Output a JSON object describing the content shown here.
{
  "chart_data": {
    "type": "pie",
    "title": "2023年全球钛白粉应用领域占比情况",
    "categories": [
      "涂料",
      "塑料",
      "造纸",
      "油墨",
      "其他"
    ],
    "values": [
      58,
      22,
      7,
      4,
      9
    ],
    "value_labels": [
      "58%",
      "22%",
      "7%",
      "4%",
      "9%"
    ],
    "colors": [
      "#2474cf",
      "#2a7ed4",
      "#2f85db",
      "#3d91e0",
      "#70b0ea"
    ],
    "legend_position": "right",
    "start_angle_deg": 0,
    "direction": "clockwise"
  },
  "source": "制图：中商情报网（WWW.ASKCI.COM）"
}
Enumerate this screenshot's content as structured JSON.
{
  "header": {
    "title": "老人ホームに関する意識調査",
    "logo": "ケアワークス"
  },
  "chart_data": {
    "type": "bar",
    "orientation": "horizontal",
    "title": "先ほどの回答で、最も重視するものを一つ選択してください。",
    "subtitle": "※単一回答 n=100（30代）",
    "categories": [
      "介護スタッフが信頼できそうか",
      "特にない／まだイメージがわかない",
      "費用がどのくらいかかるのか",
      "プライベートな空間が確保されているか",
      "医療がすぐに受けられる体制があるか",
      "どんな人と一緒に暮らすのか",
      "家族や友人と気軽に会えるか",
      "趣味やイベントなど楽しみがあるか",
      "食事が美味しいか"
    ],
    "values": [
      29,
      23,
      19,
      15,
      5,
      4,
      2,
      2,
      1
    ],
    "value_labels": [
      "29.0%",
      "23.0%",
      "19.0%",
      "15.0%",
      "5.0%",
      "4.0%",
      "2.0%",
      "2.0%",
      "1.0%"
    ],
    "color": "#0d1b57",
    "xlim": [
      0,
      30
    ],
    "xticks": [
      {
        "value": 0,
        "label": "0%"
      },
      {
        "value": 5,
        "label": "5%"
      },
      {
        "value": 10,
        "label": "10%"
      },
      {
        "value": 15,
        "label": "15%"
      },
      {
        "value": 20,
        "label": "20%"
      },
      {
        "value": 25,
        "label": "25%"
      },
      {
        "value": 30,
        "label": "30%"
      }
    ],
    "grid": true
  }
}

----------

• DO THIS
Everything from the line containing "Enumerate this screenshot's" to the end of the data above should be quoted exactly, please, both ends included, and nothing outside that span.

• RESPONSE
Enumerate this screenshot's content as structured JSON.
{
  "header": {
    "title": "老人ホームに関する意識調査",
    "logo": "ケアワークス"
  },
  "chart_data": {
    "type": "bar",
    "orientation": "horizontal",
    "title": "先ほどの回答で、最も重視するものを一つ選択してください。",
    "subtitle": "※単一回答 n=100（30代）",
    "categories": [
      "介護スタッフが信頼できそうか",
      "特にない／まだイメージがわかない",
      "費用がどのくらいかかるのか",
      "プライベートな空間が確保されているか",
      "医療がすぐに受けられる体制があるか",
      "どんな人と一緒に暮らすのか",
      "家族や友人と気軽に会えるか",
      "趣味やイベントなど楽しみがあるか",
      "食事が美味しいか"
    ],
    "values": [
      29,
      23,
      19,
      15,
      5,
      4,
      2,
      2,
      1
    ],
    "value_labels": [
      "29.0%",
      "23.0%",
      "19.0%",
      "15.0%",
      "5.0%",
      "4.0%",
      "2.0%",
      "2.0%",
      "1.0%"
    ],
    "color": "#0d1b57",
    "xlim": [
      0,
      30
    ],
    "xticks": [
      {
        "value": 0,
        "label": "0%"
      },
      {
        "value": 5,
        "label": "5%"
      },
      {
        "value": 10,
        "label": "10%"
      },
      {
        "value": 15,
        "label": "15%"
      },
      {
        "value": 20,
        "label": "20%"
      },
      {
        "value": 25,
        "label": "25%"
      },
      {
        "value": 30,
        "label": "30%"
      }
    ],
    "grid": true
  }
}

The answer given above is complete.